WHAT IS REQUIRED
Your task is to give the listing below back word for word, pictures excluded.

:::

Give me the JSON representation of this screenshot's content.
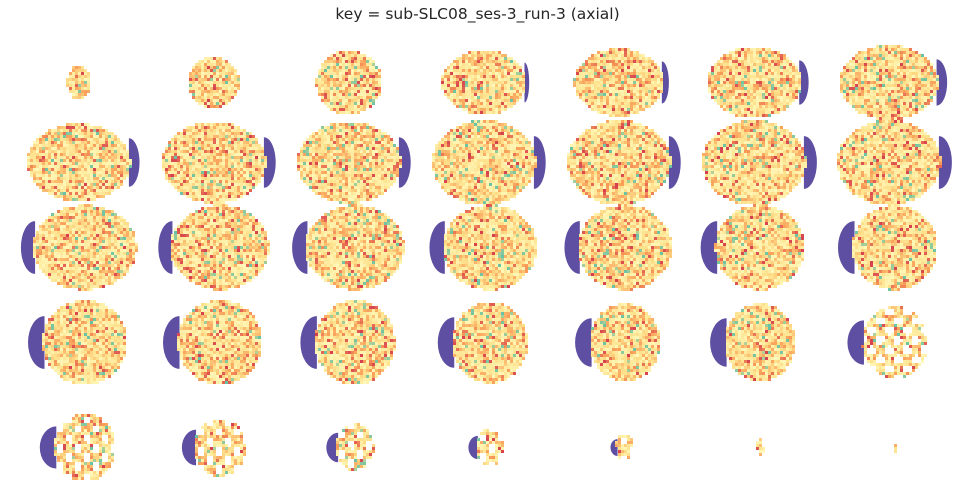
{
  "title": "key = sub-SLC08_ses-3_run-3 (axial)",
  "colormap": "spectral",
  "colors": {
    "background": "#ffffff",
    "mask": "#5e4fa2",
    "low": "#66c2a5",
    "mid": "#fee08b",
    "high": "#d53e4f"
  },
  "grid": {
    "rows": 5,
    "cols": 7,
    "slice_count": 35
  }
}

:::

EXPECTED ANSWER
Give me the JSON representation of this screenshot's content.
{
  "title": "key = sub-SLC08_ses-3_run-3 (axial)",
  "colormap": "spectral",
  "colors": {
    "background": "#ffffff",
    "mask": "#5e4fa2",
    "low": "#66c2a5",
    "mid": "#fee08b",
    "high": "#d53e4f"
  },
  "grid": {
    "rows": 5,
    "cols": 7,
    "slice_count": 35
  }
}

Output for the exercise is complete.